Start DATASET RECORDS
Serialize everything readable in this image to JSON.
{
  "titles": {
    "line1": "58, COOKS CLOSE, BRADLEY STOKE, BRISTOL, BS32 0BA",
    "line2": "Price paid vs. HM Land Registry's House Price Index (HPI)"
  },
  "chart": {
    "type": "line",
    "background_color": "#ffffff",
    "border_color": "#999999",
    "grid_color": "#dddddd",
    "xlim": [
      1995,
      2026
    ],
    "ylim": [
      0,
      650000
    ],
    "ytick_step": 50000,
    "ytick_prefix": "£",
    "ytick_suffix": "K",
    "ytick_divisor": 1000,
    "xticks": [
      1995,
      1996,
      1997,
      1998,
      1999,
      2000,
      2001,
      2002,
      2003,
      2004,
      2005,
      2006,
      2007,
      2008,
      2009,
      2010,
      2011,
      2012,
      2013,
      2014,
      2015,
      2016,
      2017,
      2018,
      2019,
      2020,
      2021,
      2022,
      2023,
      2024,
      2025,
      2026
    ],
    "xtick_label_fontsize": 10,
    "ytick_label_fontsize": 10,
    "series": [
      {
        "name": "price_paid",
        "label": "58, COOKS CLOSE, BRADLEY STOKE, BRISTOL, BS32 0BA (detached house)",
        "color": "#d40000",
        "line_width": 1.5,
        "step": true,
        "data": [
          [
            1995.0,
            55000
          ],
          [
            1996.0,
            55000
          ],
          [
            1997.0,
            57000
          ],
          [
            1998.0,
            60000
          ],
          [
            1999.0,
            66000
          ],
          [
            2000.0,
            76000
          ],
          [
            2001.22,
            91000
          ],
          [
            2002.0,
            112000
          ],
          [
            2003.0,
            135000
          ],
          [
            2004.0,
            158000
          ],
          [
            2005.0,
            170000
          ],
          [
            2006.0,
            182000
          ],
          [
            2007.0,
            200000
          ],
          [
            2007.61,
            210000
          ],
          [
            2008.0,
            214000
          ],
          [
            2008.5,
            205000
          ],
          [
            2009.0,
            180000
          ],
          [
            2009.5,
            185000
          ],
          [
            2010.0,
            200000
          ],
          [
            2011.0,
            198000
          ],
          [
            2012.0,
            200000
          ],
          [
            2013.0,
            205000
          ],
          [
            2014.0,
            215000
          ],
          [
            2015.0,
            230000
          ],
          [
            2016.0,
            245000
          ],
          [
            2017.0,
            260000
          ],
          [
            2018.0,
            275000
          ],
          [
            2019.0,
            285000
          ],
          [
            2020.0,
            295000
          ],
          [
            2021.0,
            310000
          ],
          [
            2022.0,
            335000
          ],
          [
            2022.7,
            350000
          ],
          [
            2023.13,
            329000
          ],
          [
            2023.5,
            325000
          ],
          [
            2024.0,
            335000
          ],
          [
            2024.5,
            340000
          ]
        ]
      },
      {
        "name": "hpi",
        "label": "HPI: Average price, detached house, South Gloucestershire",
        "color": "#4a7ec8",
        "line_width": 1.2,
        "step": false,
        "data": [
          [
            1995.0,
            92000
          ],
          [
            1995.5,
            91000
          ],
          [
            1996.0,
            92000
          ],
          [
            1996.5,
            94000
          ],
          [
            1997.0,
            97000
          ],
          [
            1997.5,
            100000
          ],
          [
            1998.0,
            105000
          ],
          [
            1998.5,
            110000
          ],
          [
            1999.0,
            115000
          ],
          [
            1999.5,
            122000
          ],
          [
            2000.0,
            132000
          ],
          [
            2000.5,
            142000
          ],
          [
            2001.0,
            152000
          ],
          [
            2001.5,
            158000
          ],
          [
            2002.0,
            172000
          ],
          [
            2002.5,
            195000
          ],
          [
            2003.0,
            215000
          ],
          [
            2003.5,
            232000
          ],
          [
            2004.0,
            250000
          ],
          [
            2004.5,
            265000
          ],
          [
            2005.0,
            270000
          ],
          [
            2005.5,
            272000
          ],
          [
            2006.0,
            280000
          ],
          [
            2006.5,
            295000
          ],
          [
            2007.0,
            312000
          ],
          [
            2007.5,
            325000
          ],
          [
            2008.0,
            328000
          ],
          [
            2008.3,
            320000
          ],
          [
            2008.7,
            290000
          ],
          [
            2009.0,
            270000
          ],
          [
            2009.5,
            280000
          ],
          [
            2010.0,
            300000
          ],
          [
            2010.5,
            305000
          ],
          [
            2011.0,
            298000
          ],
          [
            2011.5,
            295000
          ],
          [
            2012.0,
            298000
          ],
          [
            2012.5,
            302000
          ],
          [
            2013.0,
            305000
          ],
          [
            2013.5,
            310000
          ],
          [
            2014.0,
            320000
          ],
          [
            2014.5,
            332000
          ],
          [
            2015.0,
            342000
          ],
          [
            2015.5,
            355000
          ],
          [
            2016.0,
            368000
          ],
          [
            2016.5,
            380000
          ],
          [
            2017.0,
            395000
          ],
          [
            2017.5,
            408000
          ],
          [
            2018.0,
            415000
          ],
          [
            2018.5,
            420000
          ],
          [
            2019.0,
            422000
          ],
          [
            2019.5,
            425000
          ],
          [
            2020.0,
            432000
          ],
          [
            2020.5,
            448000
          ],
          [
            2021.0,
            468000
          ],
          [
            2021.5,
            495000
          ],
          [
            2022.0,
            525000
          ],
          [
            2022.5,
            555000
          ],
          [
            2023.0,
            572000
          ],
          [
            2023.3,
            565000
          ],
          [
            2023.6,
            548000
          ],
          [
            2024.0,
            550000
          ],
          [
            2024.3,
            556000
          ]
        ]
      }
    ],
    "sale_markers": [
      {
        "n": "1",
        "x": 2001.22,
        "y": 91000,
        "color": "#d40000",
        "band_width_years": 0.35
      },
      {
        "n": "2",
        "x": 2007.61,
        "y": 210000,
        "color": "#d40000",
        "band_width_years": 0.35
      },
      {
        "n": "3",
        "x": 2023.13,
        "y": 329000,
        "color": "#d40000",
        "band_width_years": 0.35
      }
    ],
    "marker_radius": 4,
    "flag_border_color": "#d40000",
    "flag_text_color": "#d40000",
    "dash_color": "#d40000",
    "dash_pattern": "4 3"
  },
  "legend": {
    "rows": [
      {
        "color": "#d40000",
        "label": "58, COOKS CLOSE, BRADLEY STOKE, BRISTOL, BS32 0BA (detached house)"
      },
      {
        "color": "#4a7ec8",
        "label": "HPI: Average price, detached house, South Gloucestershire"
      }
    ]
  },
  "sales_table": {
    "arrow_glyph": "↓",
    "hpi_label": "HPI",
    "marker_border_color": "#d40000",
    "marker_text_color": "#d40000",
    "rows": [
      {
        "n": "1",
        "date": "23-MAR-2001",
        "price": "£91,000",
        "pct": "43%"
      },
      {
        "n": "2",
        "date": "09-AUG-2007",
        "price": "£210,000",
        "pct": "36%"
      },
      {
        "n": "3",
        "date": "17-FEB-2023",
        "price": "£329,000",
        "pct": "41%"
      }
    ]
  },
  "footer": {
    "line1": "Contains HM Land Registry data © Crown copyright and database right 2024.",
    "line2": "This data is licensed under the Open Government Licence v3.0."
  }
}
End DATASET RECORDS
# [TASK INSTRUCTIONS]
Print the records above exactly as they appear.

# [ANSWER FOR THE TASK]
Serialize everything readable in this image to JSON.
{
  "titles": {
    "line1": "58, COOKS CLOSE, BRADLEY STOKE, BRISTOL, BS32 0BA",
    "line2": "Price paid vs. HM Land Registry's House Price Index (HPI)"
  },
  "chart": {
    "type": "line",
    "background_color": "#ffffff",
    "border_color": "#999999",
    "grid_color": "#dddddd",
    "xlim": [
      1995,
      2026
    ],
    "ylim": [
      0,
      650000
    ],
    "ytick_step": 50000,
    "ytick_prefix": "£",
    "ytick_suffix": "K",
    "ytick_divisor": 1000,
    "xticks": [
      1995,
      1996,
      1997,
      1998,
      1999,
      2000,
      2001,
      2002,
      2003,
      2004,
      2005,
      2006,
      2007,
      2008,
      2009,
      2010,
      2011,
      2012,
      2013,
      2014,
      2015,
      2016,
      2017,
      2018,
      2019,
      2020,
      2021,
      2022,
      2023,
      2024,
      2025,
      2026
    ],
    "xtick_label_fontsize": 10,
    "ytick_label_fontsize": 10,
    "series": [
      {
        "name": "price_paid",
        "label": "58, COOKS CLOSE, BRADLEY STOKE, BRISTOL, BS32 0BA (detached house)",
        "color": "#d40000",
        "line_width": 1.5,
        "step": true,
        "data": [
          [
            1995.0,
            55000
          ],
          [
            1996.0,
            55000
          ],
          [
            1997.0,
            57000
          ],
          [
            1998.0,
            60000
          ],
          [
            1999.0,
            66000
          ],
          [
            2000.0,
            76000
          ],
          [
            2001.22,
            91000
          ],
          [
            2002.0,
            112000
          ],
          [
            2003.0,
            135000
          ],
          [
            2004.0,
            158000
          ],
          [
            2005.0,
            170000
          ],
          [
            2006.0,
            182000
          ],
          [
            2007.0,
            200000
          ],
          [
            2007.61,
            210000
          ],
          [
            2008.0,
            214000
          ],
          [
            2008.5,
            205000
          ],
          [
            2009.0,
            180000
          ],
          [
            2009.5,
            185000
          ],
          [
            2010.0,
            200000
          ],
          [
            2011.0,
            198000
          ],
          [
            2012.0,
            200000
          ],
          [
            2013.0,
            205000
          ],
          [
            2014.0,
            215000
          ],
          [
            2015.0,
            230000
          ],
          [
            2016.0,
            245000
          ],
          [
            2017.0,
            260000
          ],
          [
            2018.0,
            275000
          ],
          [
            2019.0,
            285000
          ],
          [
            2020.0,
            295000
          ],
          [
            2021.0,
            310000
          ],
          [
            2022.0,
            335000
          ],
          [
            2022.7,
            350000
          ],
          [
            2023.13,
            329000
          ],
          [
            2023.5,
            325000
          ],
          [
            2024.0,
            335000
          ],
          [
            2024.5,
            340000
          ]
        ]
      },
      {
        "name": "hpi",
        "label": "HPI: Average price, detached house, South Gloucestershire",
        "color": "#4a7ec8",
        "line_width": 1.2,
        "step": false,
        "data": [
          [
            1995.0,
            92000
          ],
          [
            1995.5,
            91000
          ],
          [
            1996.0,
            92000
          ],
          [
            1996.5,
            94000
          ],
          [
            1997.0,
            97000
          ],
          [
            1997.5,
            100000
          ],
          [
            1998.0,
            105000
          ],
          [
            1998.5,
            110000
          ],
          [
            1999.0,
            115000
          ],
          [
            1999.5,
            122000
          ],
          [
            2000.0,
            132000
          ],
          [
            2000.5,
            142000
          ],
          [
            2001.0,
            152000
          ],
          [
            2001.5,
            158000
          ],
          [
            2002.0,
            172000
          ],
          [
            2002.5,
            195000
          ],
          [
            2003.0,
            215000
          ],
          [
            2003.5,
            232000
          ],
          [
            2004.0,
            250000
          ],
          [
            2004.5,
            265000
          ],
          [
            2005.0,
            270000
          ],
          [
            2005.5,
            272000
          ],
          [
            2006.0,
            280000
          ],
          [
            2006.5,
            295000
          ],
          [
            2007.0,
            312000
          ],
          [
            2007.5,
            325000
          ],
          [
            2008.0,
            328000
          ],
          [
            2008.3,
            320000
          ],
          [
            2008.7,
            290000
          ],
          [
            2009.0,
            270000
          ],
          [
            2009.5,
            280000
          ],
          [
            2010.0,
            300000
          ],
          [
            2010.5,
            305000
          ],
          [
            2011.0,
            298000
          ],
          [
            2011.5,
            295000
          ],
          [
            2012.0,
            298000
          ],
          [
            2012.5,
            302000
          ],
          [
            2013.0,
            305000
          ],
          [
            2013.5,
            310000
          ],
          [
            2014.0,
            320000
          ],
          [
            2014.5,
            332000
          ],
          [
            2015.0,
            342000
          ],
          [
            2015.5,
            355000
          ],
          [
            2016.0,
            368000
          ],
          [
            2016.5,
            380000
          ],
          [
            2017.0,
            395000
          ],
          [
            2017.5,
            408000
          ],
          [
            2018.0,
            415000
          ],
          [
            2018.5,
            420000
          ],
          [
            2019.0,
            422000
          ],
          [
            2019.5,
            425000
          ],
          [
            2020.0,
            432000
          ],
          [
            2020.5,
            448000
          ],
          [
            2021.0,
            468000
          ],
          [
            2021.5,
            495000
          ],
          [
            2022.0,
            525000
          ],
          [
            2022.5,
            555000
          ],
          [
            2023.0,
            572000
          ],
          [
            2023.3,
            565000
          ],
          [
            2023.6,
            548000
          ],
          [
            2024.0,
            550000
          ],
          [
            2024.3,
            556000
          ]
        ]
      }
    ],
    "sale_markers": [
      {
        "n": "1",
        "x": 2001.22,
        "y": 91000,
        "color": "#d40000",
        "band_width_years": 0.35
      },
      {
        "n": "2",
        "x": 2007.61,
        "y": 210000,
        "color": "#d40000",
        "band_width_years": 0.35
      },
      {
        "n": "3",
        "x": 2023.13,
        "y": 329000,
        "color": "#d40000",
        "band_width_years": 0.35
      }
    ],
    "marker_radius": 4,
    "flag_border_color": "#d40000",
    "flag_text_color": "#d40000",
    "dash_color": "#d40000",
    "dash_pattern": "4 3"
  },
  "legend": {
    "rows": [
      {
        "color": "#d40000",
        "label": "58, COOKS CLOSE, BRADLEY STOKE, BRISTOL, BS32 0BA (detached house)"
      },
      {
        "color": "#4a7ec8",
        "label": "HPI: Average price, detached house, South Gloucestershire"
      }
    ]
  },
  "sales_table": {
    "arrow_glyph": "↓",
    "hpi_label": "HPI",
    "marker_border_color": "#d40000",
    "marker_text_color": "#d40000",
    "rows": [
      {
        "n": "1",
        "date": "23-MAR-2001",
        "price": "£91,000",
        "pct": "43%"
      },
      {
        "n": "2",
        "date": "09-AUG-2007",
        "price": "£210,000",
        "pct": "36%"
      },
      {
        "n": "3",
        "date": "17-FEB-2023",
        "price": "£329,000",
        "pct": "41%"
      }
    ]
  },
  "footer": {
    "line1": "Contains HM Land Registry data © Crown copyright and database right 2024.",
    "line2": "This data is licensed under the Open Government Licence v3.0."
  }
}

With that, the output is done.